- _SELECTED PASSAGE_
╔══
Territorial disputes may involve "color fights" in which two males positioning themselves at right angles to each other. They then darken their color and repeatedly switch their bars from dark to light. The loser becomes pale and retreats. If the color fight ends in a draw, the two males may attack each other.

===Reproduction===
In Micronesia, spawning usually occurs territorially at dusk. During courtship, both sexes darken except for a white keyhole-shaped patch at the center of the body.

==In the aquarium==
Cephalopholis argus is a hardy aquarium fish for those who have a large marine aquarium. Its large size combined with its aggressive nature means it is best housed either alone or with other large aggressive fish such as lionfish, and moray eels. As a predator it will eat any smaller aquarium inhabitants such as damselfish.

==Introduced status in Hawaii==
Known in Hawaii as roi, the state introduced the species in the 1950s to enhance local fisheries. Hawaii's Division of Aquatic Resources (DAR) finds that roi have become the reefs' dominant predator. The Roi population there has increased 15 fold since the 1980s. From 1999 to 2005 there was a 23% increase in their population. Their biomass is now greater than that of all other reef fish predators combined.

These predators threaten native reef fish such as parrotfish and goatfish. A University of Hawaii study estimated that in a three-square-mile area off the Kona Coast of Hawaii Island, Roi eat 90 t of reef fish annually— equivalent to 8.2 million fish.
╚══
- _Page layout parsing lines_
╔══
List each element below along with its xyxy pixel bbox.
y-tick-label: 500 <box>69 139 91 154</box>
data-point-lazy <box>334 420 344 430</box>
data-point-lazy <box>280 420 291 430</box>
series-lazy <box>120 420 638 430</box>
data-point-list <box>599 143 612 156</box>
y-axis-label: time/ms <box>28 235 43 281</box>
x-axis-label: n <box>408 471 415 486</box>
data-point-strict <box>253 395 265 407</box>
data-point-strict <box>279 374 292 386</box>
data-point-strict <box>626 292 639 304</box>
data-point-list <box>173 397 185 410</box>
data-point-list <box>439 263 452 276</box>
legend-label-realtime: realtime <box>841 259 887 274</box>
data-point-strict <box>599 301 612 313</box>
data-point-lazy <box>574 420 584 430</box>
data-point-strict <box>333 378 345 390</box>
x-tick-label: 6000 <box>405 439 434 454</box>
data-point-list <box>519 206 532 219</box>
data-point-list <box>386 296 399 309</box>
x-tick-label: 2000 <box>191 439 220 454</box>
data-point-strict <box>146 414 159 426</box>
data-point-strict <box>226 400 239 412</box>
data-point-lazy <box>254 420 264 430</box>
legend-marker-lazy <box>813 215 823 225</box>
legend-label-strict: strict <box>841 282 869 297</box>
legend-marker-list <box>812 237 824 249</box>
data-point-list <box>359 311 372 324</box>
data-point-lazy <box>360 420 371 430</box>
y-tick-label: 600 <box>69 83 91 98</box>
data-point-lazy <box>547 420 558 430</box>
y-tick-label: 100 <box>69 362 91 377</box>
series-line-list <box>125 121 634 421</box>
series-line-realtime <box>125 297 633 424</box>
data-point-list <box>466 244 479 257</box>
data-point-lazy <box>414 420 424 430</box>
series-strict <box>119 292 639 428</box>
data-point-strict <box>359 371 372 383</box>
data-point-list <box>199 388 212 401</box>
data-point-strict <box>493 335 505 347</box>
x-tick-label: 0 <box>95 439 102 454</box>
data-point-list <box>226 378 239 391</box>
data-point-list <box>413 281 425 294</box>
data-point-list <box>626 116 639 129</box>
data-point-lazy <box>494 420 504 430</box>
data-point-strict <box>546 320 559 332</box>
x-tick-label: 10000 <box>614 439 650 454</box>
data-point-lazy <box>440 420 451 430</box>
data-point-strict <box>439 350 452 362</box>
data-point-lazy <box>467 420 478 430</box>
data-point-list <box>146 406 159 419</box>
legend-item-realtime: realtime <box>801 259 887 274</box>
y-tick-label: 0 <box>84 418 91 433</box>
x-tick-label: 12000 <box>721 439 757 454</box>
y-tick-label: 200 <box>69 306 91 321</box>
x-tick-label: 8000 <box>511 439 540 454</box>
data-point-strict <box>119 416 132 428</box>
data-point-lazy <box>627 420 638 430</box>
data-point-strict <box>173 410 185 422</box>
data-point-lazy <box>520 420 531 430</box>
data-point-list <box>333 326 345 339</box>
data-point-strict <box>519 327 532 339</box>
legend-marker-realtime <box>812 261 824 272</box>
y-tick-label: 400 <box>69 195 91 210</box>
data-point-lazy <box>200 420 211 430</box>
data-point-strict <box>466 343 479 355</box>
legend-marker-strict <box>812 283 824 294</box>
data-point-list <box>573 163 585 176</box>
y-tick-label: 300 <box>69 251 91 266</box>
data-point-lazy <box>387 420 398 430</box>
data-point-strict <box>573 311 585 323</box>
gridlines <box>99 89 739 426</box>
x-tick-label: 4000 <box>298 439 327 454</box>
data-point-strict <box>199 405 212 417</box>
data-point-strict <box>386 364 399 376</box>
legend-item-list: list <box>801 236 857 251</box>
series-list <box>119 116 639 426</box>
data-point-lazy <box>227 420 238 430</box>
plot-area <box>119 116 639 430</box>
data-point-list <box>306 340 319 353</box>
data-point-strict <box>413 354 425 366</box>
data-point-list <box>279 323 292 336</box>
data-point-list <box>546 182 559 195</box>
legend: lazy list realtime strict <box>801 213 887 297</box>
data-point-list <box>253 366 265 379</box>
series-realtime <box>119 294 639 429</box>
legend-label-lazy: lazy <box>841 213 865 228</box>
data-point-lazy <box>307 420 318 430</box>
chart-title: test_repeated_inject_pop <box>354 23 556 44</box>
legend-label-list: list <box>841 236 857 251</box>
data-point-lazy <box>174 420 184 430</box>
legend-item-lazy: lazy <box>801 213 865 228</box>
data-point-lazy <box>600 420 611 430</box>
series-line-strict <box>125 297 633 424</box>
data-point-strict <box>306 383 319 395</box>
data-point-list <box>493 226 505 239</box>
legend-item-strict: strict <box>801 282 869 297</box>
╚══
- _GOAL OF THE EXERCISE_
Can you retype the stretch of the Cephalopholis argus passage from "Territorial disputes may" through "of the body."?

- _OUTPUT_
Territorial disputes may involve "color fights" in which two males positioning themselves at right angles to each other. They then darken their color and repeatedly switch their bars from dark to light. The loser becomes pale and retreats. If the color fight ends in a draw, the two males may attack each other.

===Reproduction===
In Micronesia, spawning usually occurs territorially at dusk. During courtship, both sexes darken except for a white keyhole-shaped patch at the center of the body.